* [MATERIAL PROVIDED]:
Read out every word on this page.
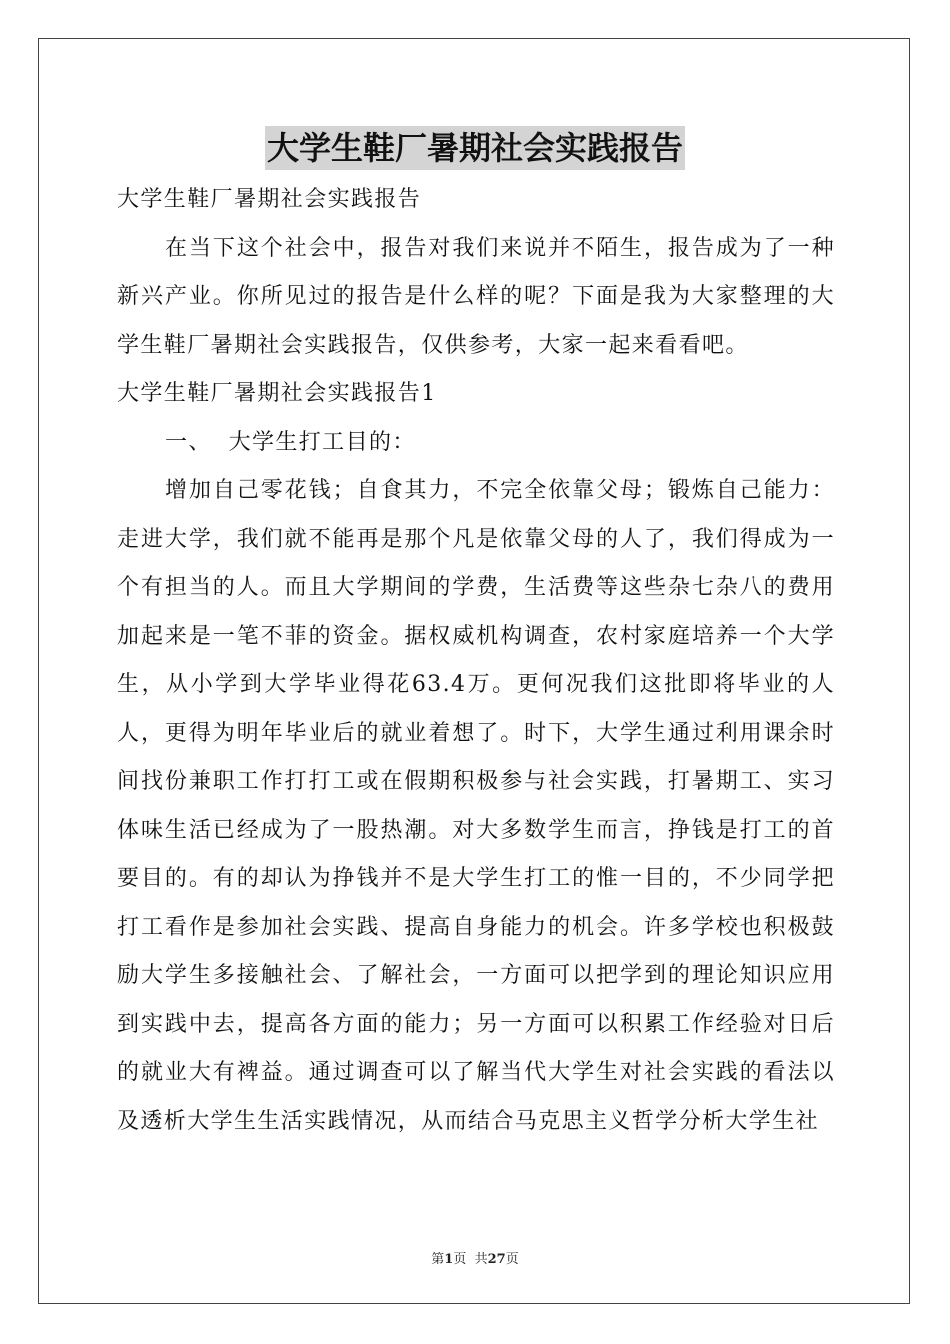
大学生鞋厂暑期社会实践报告

大学生鞋厂暑期社会实践报告

在当下这个社会中，报告对我们来说并不陌生，报告成为了一种新兴产业。你所见过的报告是什么样的呢？下面是我为大家整理的大学生鞋厂暑期社会实践报告，仅供参考，大家一起来看看吧。

大学生鞋厂暑期社会实践报告1

一、  大学生打工目的：

增加自己零花钱；自食其力，不完全依靠父母；锻炼自己能力：走进大学，我们就不能再是那个凡是依靠父母的人了，我们得成为一个有担当的人。而且大学期间的学费，生活费等这些杂七杂八的费用加起来是一笔不菲的资金。据权威机构调查，农村家庭培养一个大学生，从小学到大学毕业得花63.4万。更何况我们这批即将毕业的人人，更得为明年毕业后的就业着想了。时下，大学生通过利用课余时间找份兼职工作打打工或在假期积极参与社会实践，打暑期工、实习体味生活已经成为了一股热潮。对大多数学生而言，挣钱是打工的首要目的。有的却认为挣钱并不是大学生打工的惟一目的，不少同学把打工看作是参加社会实践、提高自身能力的机会。许多学校也积极鼓励大学生多接触社会、了解社会，一方面可以把学到的理论知识应用到实践中去，提高各方面的能力；另一方面可以积累工作经验对日后的就业大有裨益。通过调查可以了解当代大学生对社会实践的看法以及透析大学生生活实践情况，从而结合马克思主义哲学分析大学生社

第1页  共27页
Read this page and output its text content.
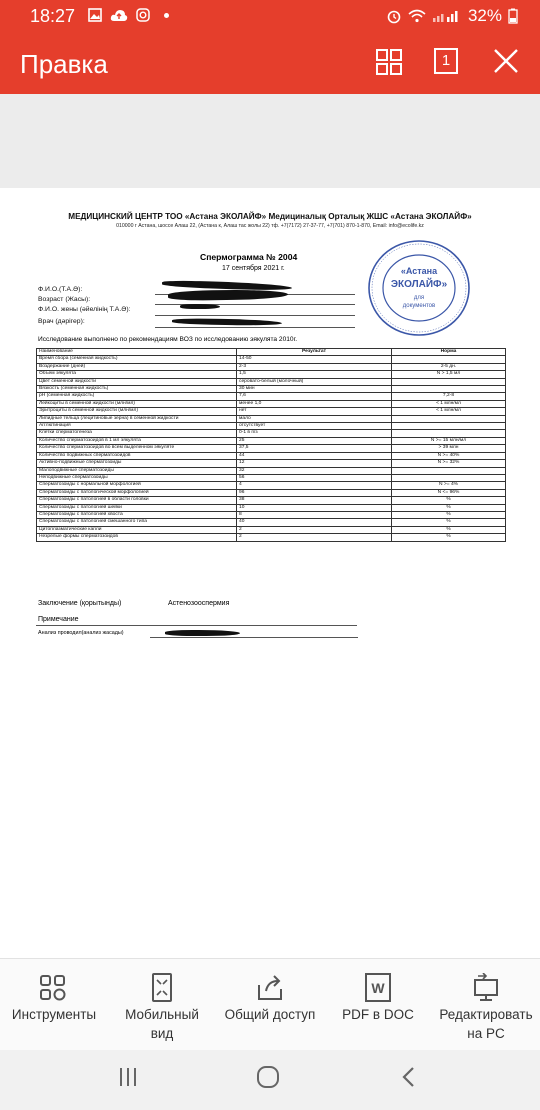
18:27	32%
Правка	1
МЕДИЦИНСКИЙ ЦЕНТР ТОО «Астана ЭКОЛАЙФ» Медициналық Орталық ЖШС «Астана ЭКОЛАЙФ»
010000 г Астана, шоссе Алаш 22, (Астана к, Алаш тас жолы 22) тф. +7(7172) 27-37-77, +7(701) 870-1-870, Email: info@ecolife.kz
Спермограмма № 2004
17 сентября 2021 г.
Ф.И.О.(Т.А.Ә):
Возраст (Жасы):
Ф.И.О. жены (әйелінің Т.А.Ә):
Врач (дәрігер):
Исследование выполнено по рекомендациям ВОЗ по исследованию эякулята 2010г.
Наименование	Результат	Норма
Время сбора (семенная жидкость)	14-50	
Воздержание (дней)	2-3	2-5 дн.
Объем эякулята	1,5	N > 1,5 мл
Цвет семенной жидкости	серовато-белый (молочный)	
Вязкость (семенная жидкость)	30 мин	
pH (семенная жидкость)	7,6	7,2-8
Лейкоциты в семенной жидкости (млн/мл)	менее 1,0	< 1 млн/мл
Эритроциты в семенной жидкости (млн/мл)	нет	< 1 млн/мл
Липидные тельца (лецитиновые зерна) в семенной жидкости	мало	
Агглютинация	отсутствует	
Клетки сперматогенеза	0-1 в п/з	
Количество сперматозоидов в 1 мл эякулята	25	N >= 15 млн/мл
Количество сперматозоидов во всем выделенном эякуляте	37,5	> 39 млн
Количество подвижных сперматозоидов	44	N >= 40%
Активно-подвижные сперматозоиды	12	N >= 32%
Малоподвижные сперматозоиды	32	
Неподвижные сперматозоиды	56	
Сперматозоиды с нормальной морфологией	4	N >= 4%
Сперматозоиды с патологической морфологией	96	N <= 96%
Сперматозоиды с патологией в области головки	38	%
Сперматозоиды с патологией шейки	10	%
Сперматозоиды с патологией хвоста	8	%
Сперматозоиды с патологией смешанного типа	40	%
Цитоплазматические капли	2	%
Незрелые формы сперматозоидов	2	%
Заключение (қорытынды)	Астенозооспермия
Примечание
Анализ проводил(анализ жасады)
«Астана
ЭКОЛАЙФ»
для
документов
Инструменты	Мобильный вид
Общий доступ
W
PDF в DOC	Редактировать на PC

* [WHAT IS REQUIRED]:
Quote the records in their entirety, keeping the wording exact and excluding pictures.

* [CORRECT OUTPUT]:
Read out every word on this page.
大学生鞋厂暑期社会实践报告

大学生鞋厂暑期社会实践报告

在当下这个社会中，报告对我们来说并不陌生，报告成为了一种新兴产业。你所见过的报告是什么样的呢？下面是我为大家整理的大学生鞋厂暑期社会实践报告，仅供参考，大家一起来看看吧。

大学生鞋厂暑期社会实践报告1

一、  大学生打工目的：

增加自己零花钱；自食其力，不完全依靠父母；锻炼自己能力：走进大学，我们就不能再是那个凡是依靠父母的人了，我们得成为一个有担当的人。而且大学期间的学费，生活费等这些杂七杂八的费用加起来是一笔不菲的资金。据权威机构调查，农村家庭培养一个大学生，从小学到大学毕业得花63.4万。更何况我们这批即将毕业的人人，更得为明年毕业后的就业着想了。时下，大学生通过利用课余时间找份兼职工作打打工或在假期积极参与社会实践，打暑期工、实习体味生活已经成为了一股热潮。对大多数学生而言，挣钱是打工的首要目的。有的却认为挣钱并不是大学生打工的惟一目的，不少同学把打工看作是参加社会实践、提高自身能力的机会。许多学校也积极鼓励大学生多接触社会、了解社会，一方面可以把学到的理论知识应用到实践中去，提高各方面的能力；另一方面可以积累工作经验对日后的就业大有裨益。通过调查可以了解当代大学生对社会实践的看法以及透析大学生生活实践情况，从而结合马克思主义哲学分析大学生社

第1页  共27页
Read this page and output its text content.
18:27	32%
Правка	1
МЕДИЦИНСКИЙ ЦЕНТР ТОО «Астана ЭКОЛАЙФ» Медициналық Орталық ЖШС «Астана ЭКОЛАЙФ»
010000 г Астана, шоссе Алаш 22, (Астана к, Алаш тас жолы 22) тф. +7(7172) 27-37-77, +7(701) 870-1-870, Email: info@ecolife.kz
Спермограмма № 2004
17 сентября 2021 г.
Ф.И.О.(Т.А.Ә):
Возраст (Жасы):
Ф.И.О. жены (әйелінің Т.А.Ә):
Врач (дәрігер):
Исследование выполнено по рекомендациям ВОЗ по исследованию эякулята 2010г.
Наименование	Результат	Норма
Время сбора (семенная жидкость)	14-50	
Воздержание (дней)	2-3	2-5 дн.
Объем эякулята	1,5	N > 1,5 мл
Цвет семенной жидкости	серовато-белый (молочный)	
Вязкость (семенная жидкость)	30 мин	
pH (семенная жидкость)	7,6	7,2-8
Лейкоциты в семенной жидкости (млн/мл)	менее 1,0	< 1 млн/мл
Эритроциты в семенной жидкости (млн/мл)	нет	< 1 млн/мл
Липидные тельца (лецитиновые зерна) в семенной жидкости	мало	
Агглютинация	отсутствует	
Клетки сперматогенеза	0-1 в п/з	
Количество сперматозоидов в 1 мл эякулята	25	N >= 15 млн/мл
Количество сперматозоидов во всем выделенном эякуляте	37,5	> 39 млн
Количество подвижных сперматозоидов	44	N >= 40%
Активно-подвижные сперматозоиды	12	N >= 32%
Малоподвижные сперматозоиды	32	
Неподвижные сперматозоиды	56	
Сперматозоиды с нормальной морфологией	4	N >= 4%
Сперматозоиды с патологической морфологией	96	N <= 96%
Сперматозоиды с патологией в области головки	38	%
Сперматозоиды с патологией шейки	10	%
Сперматозоиды с патологией хвоста	8	%
Сперматозоиды с патологией смешанного типа	40	%
Цитоплазматические капли	2	%
Незрелые формы сперматозоидов	2	%
Заключение (қорытынды)	Астенозооспермия
Примечание
Анализ проводил(анализ жасады)
«Астана
ЭКОЛАЙФ»
для
документов
Инструменты	Мобильный вид
Общий доступ
W
PDF в DOC	Редактировать на PC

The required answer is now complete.